Goal: Leave the pictures out and print every record below exactly as it stands.

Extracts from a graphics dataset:
☆ ☆ ☆ ☆ ☆ ☆ ☆

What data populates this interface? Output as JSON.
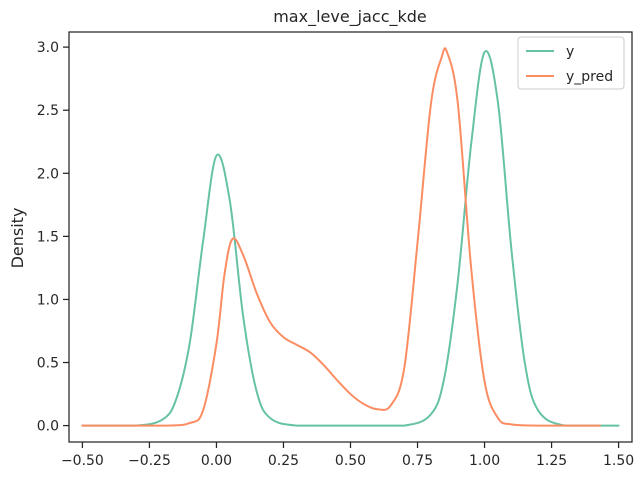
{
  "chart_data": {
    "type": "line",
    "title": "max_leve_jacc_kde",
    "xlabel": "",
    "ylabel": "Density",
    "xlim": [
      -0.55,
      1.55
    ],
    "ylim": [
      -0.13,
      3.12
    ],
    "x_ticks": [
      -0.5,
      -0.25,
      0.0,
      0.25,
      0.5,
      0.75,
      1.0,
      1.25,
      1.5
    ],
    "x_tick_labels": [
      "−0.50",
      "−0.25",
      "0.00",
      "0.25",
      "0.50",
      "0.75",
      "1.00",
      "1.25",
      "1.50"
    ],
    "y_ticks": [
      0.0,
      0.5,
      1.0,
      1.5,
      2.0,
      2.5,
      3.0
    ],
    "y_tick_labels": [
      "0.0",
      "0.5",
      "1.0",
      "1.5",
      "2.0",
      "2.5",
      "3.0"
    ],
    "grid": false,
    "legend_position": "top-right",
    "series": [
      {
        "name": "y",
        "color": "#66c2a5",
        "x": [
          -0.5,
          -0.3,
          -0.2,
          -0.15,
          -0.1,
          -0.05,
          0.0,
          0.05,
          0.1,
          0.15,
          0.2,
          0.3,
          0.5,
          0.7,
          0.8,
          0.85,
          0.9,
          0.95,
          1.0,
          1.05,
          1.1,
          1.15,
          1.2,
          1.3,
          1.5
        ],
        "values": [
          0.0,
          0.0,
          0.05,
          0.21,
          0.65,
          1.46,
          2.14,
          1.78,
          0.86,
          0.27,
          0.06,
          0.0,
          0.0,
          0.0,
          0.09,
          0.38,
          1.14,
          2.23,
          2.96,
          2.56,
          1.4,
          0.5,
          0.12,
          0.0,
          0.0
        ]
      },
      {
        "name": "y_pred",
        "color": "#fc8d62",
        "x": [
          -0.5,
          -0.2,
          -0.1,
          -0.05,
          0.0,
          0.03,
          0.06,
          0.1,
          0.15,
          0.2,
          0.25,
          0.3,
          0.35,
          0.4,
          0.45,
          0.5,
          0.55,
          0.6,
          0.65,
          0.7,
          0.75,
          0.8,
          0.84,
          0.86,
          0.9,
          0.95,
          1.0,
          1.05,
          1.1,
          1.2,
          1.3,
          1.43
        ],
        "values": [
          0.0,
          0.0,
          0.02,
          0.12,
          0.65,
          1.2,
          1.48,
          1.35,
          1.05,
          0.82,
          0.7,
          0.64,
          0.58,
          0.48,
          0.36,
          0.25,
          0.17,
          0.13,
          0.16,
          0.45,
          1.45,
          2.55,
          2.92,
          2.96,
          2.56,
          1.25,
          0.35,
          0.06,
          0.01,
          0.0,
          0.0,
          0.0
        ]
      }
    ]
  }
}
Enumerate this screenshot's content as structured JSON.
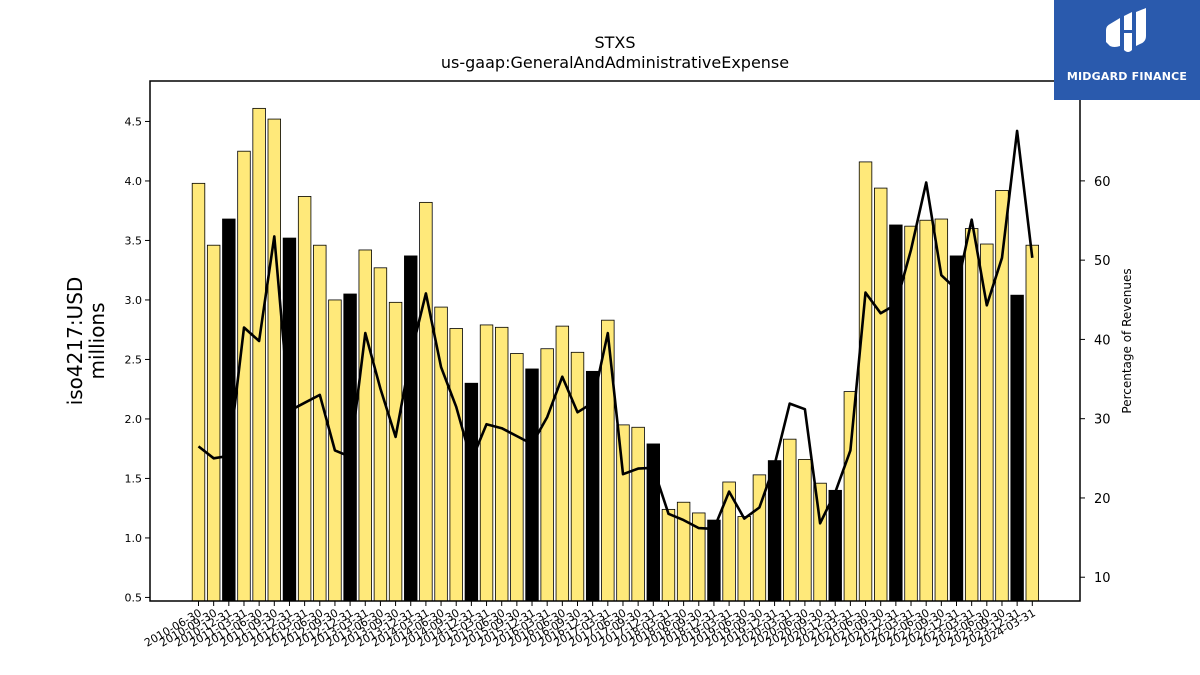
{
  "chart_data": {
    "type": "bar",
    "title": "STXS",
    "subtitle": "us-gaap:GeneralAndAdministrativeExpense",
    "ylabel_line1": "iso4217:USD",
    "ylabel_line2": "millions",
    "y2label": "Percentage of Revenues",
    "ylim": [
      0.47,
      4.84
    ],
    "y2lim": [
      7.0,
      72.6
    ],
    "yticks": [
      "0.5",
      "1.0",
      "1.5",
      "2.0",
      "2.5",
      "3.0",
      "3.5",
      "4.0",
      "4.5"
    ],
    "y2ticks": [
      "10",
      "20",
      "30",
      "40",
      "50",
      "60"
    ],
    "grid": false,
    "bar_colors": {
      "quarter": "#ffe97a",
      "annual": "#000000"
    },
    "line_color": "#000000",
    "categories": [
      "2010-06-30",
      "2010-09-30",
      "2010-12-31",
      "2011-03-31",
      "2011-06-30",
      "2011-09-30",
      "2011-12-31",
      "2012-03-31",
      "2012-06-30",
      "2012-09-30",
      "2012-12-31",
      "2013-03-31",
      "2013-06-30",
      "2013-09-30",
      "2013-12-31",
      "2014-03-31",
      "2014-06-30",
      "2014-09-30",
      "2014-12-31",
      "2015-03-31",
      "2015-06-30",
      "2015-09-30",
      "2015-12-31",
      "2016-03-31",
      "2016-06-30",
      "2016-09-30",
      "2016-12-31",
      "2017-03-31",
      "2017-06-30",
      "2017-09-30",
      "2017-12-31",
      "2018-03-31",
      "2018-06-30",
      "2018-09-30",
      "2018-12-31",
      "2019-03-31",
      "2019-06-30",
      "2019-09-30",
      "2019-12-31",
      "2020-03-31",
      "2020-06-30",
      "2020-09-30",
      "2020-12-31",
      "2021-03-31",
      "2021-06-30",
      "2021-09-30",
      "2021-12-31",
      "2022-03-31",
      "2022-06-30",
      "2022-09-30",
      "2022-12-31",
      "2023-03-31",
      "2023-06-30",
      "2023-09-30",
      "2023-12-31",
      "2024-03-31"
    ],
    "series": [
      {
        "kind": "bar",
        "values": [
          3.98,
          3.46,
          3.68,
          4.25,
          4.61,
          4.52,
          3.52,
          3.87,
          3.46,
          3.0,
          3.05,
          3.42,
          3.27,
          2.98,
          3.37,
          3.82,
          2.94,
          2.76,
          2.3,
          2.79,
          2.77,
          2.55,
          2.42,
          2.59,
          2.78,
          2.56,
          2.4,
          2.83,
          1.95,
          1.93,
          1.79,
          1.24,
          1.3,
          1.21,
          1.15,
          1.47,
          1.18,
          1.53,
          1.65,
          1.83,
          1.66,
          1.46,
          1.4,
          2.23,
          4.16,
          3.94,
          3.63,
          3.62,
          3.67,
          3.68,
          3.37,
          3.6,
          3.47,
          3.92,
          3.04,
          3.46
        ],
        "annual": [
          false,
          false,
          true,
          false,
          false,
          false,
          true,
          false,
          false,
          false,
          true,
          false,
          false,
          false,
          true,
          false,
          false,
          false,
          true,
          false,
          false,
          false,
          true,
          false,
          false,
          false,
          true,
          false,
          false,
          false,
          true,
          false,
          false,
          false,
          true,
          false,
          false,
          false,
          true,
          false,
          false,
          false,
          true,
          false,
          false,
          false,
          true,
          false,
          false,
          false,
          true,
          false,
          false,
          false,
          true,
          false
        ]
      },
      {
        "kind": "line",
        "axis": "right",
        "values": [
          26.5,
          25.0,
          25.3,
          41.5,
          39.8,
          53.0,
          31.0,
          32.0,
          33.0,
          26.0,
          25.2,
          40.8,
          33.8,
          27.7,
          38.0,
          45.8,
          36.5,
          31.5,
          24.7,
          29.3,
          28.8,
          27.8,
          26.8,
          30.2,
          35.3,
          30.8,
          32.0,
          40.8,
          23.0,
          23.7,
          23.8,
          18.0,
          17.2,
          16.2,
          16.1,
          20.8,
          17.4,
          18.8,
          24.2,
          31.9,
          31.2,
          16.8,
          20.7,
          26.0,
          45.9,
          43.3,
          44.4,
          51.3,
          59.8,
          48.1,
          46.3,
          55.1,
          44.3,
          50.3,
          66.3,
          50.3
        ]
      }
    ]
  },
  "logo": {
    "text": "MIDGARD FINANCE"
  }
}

☆ ☆ ☆ ☆ ☆ ☆ ☆

Output below:
What data populates this interface? Output as JSON.
{
  "chart_data": {
    "type": "line",
    "title": "max_leve_jacc_kde",
    "xlabel": "",
    "ylabel": "Density",
    "xlim": [
      -0.55,
      1.55
    ],
    "ylim": [
      -0.13,
      3.12
    ],
    "x_ticks": [
      -0.5,
      -0.25,
      0.0,
      0.25,
      0.5,
      0.75,
      1.0,
      1.25,
      1.5
    ],
    "x_tick_labels": [
      "−0.50",
      "−0.25",
      "0.00",
      "0.25",
      "0.50",
      "0.75",
      "1.00",
      "1.25",
      "1.50"
    ],
    "y_ticks": [
      0.0,
      0.5,
      1.0,
      1.5,
      2.0,
      2.5,
      3.0
    ],
    "y_tick_labels": [
      "0.0",
      "0.5",
      "1.0",
      "1.5",
      "2.0",
      "2.5",
      "3.0"
    ],
    "grid": false,
    "legend_position": "top-right",
    "series": [
      {
        "name": "y",
        "color": "#66c2a5",
        "x": [
          -0.5,
          -0.3,
          -0.2,
          -0.15,
          -0.1,
          -0.05,
          0.0,
          0.05,
          0.1,
          0.15,
          0.2,
          0.3,
          0.5,
          0.7,
          0.8,
          0.85,
          0.9,
          0.95,
          1.0,
          1.05,
          1.1,
          1.15,
          1.2,
          1.3,
          1.5
        ],
        "values": [
          0.0,
          0.0,
          0.05,
          0.21,
          0.65,
          1.46,
          2.14,
          1.78,
          0.86,
          0.27,
          0.06,
          0.0,
          0.0,
          0.0,
          0.09,
          0.38,
          1.14,
          2.23,
          2.96,
          2.56,
          1.4,
          0.5,
          0.12,
          0.0,
          0.0
        ]
      },
      {
        "name": "y_pred",
        "color": "#fc8d62",
        "x": [
          -0.5,
          -0.2,
          -0.1,
          -0.05,
          0.0,
          0.03,
          0.06,
          0.1,
          0.15,
          0.2,
          0.25,
          0.3,
          0.35,
          0.4,
          0.45,
          0.5,
          0.55,
          0.6,
          0.65,
          0.7,
          0.75,
          0.8,
          0.84,
          0.86,
          0.9,
          0.95,
          1.0,
          1.05,
          1.1,
          1.2,
          1.3,
          1.43
        ],
        "values": [
          0.0,
          0.0,
          0.02,
          0.12,
          0.65,
          1.2,
          1.48,
          1.35,
          1.05,
          0.82,
          0.7,
          0.64,
          0.58,
          0.48,
          0.36,
          0.25,
          0.17,
          0.13,
          0.16,
          0.45,
          1.45,
          2.55,
          2.92,
          2.96,
          2.56,
          1.25,
          0.35,
          0.06,
          0.01,
          0.0,
          0.0,
          0.0
        ]
      }
    ]
  }
}
Enumerate this screenshot's content as structured JSON.
{
  "chart_data": {
    "type": "bar",
    "title": "STXS",
    "subtitle": "us-gaap:GeneralAndAdministrativeExpense",
    "ylabel_line1": "iso4217:USD",
    "ylabel_line2": "millions",
    "y2label": "Percentage of Revenues",
    "ylim": [
      0.47,
      4.84
    ],
    "y2lim": [
      7.0,
      72.6
    ],
    "yticks": [
      "0.5",
      "1.0",
      "1.5",
      "2.0",
      "2.5",
      "3.0",
      "3.5",
      "4.0",
      "4.5"
    ],
    "y2ticks": [
      "10",
      "20",
      "30",
      "40",
      "50",
      "60"
    ],
    "grid": false,
    "bar_colors": {
      "quarter": "#ffe97a",
      "annual": "#000000"
    },
    "line_color": "#000000",
    "categories": [
      "2010-06-30",
      "2010-09-30",
      "2010-12-31",
      "2011-03-31",
      "2011-06-30",
      "2011-09-30",
      "2011-12-31",
      "2012-03-31",
      "2012-06-30",
      "2012-09-30",
      "2012-12-31",
      "2013-03-31",
      "2013-06-30",
      "2013-09-30",
      "2013-12-31",
      "2014-03-31",
      "2014-06-30",
      "2014-09-30",
      "2014-12-31",
      "2015-03-31",
      "2015-06-30",
      "2015-09-30",
      "2015-12-31",
      "2016-03-31",
      "2016-06-30",
      "2016-09-30",
      "2016-12-31",
      "2017-03-31",
      "2017-06-30",
      "2017-09-30",
      "2017-12-31",
      "2018-03-31",
      "2018-06-30",
      "2018-09-30",
      "2018-12-31",
      "2019-03-31",
      "2019-06-30",
      "2019-09-30",
      "2019-12-31",
      "2020-03-31",
      "2020-06-30",
      "2020-09-30",
      "2020-12-31",
      "2021-03-31",
      "2021-06-30",
      "2021-09-30",
      "2021-12-31",
      "2022-03-31",
      "2022-06-30",
      "2022-09-30",
      "2022-12-31",
      "2023-03-31",
      "2023-06-30",
      "2023-09-30",
      "2023-12-31",
      "2024-03-31"
    ],
    "series": [
      {
        "kind": "bar",
        "values": [
          3.98,
          3.46,
          3.68,
          4.25,
          4.61,
          4.52,
          3.52,
          3.87,
          3.46,
          3.0,
          3.05,
          3.42,
          3.27,
          2.98,
          3.37,
          3.82,
          2.94,
          2.76,
          2.3,
          2.79,
          2.77,
          2.55,
          2.42,
          2.59,
          2.78,
          2.56,
          2.4,
          2.83,
          1.95,
          1.93,
          1.79,
          1.24,
          1.3,
          1.21,
          1.15,
          1.47,
          1.18,
          1.53,
          1.65,
          1.83,
          1.66,
          1.46,
          1.4,
          2.23,
          4.16,
          3.94,
          3.63,
          3.62,
          3.67,
          3.68,
          3.37,
          3.6,
          3.47,
          3.92,
          3.04,
          3.46
        ],
        "annual": [
          false,
          false,
          true,
          false,
          false,
          false,
          true,
          false,
          false,
          false,
          true,
          false,
          false,
          false,
          true,
          false,
          false,
          false,
          true,
          false,
          false,
          false,
          true,
          false,
          false,
          false,
          true,
          false,
          false,
          false,
          true,
          false,
          false,
          false,
          true,
          false,
          false,
          false,
          true,
          false,
          false,
          false,
          true,
          false,
          false,
          false,
          true,
          false,
          false,
          false,
          true,
          false,
          false,
          false,
          true,
          false
        ]
      },
      {
        "kind": "line",
        "axis": "right",
        "values": [
          26.5,
          25.0,
          25.3,
          41.5,
          39.8,
          53.0,
          31.0,
          32.0,
          33.0,
          26.0,
          25.2,
          40.8,
          33.8,
          27.7,
          38.0,
          45.8,
          36.5,
          31.5,
          24.7,
          29.3,
          28.8,
          27.8,
          26.8,
          30.2,
          35.3,
          30.8,
          32.0,
          40.8,
          23.0,
          23.7,
          23.8,
          18.0,
          17.2,
          16.2,
          16.1,
          20.8,
          17.4,
          18.8,
          24.2,
          31.9,
          31.2,
          16.8,
          20.7,
          26.0,
          45.9,
          43.3,
          44.4,
          51.3,
          59.8,
          48.1,
          46.3,
          55.1,
          44.3,
          50.3,
          66.3,
          50.3
        ]
      }
    ]
  },
  "logo": {
    "text": "MIDGARD FINANCE"
  }
}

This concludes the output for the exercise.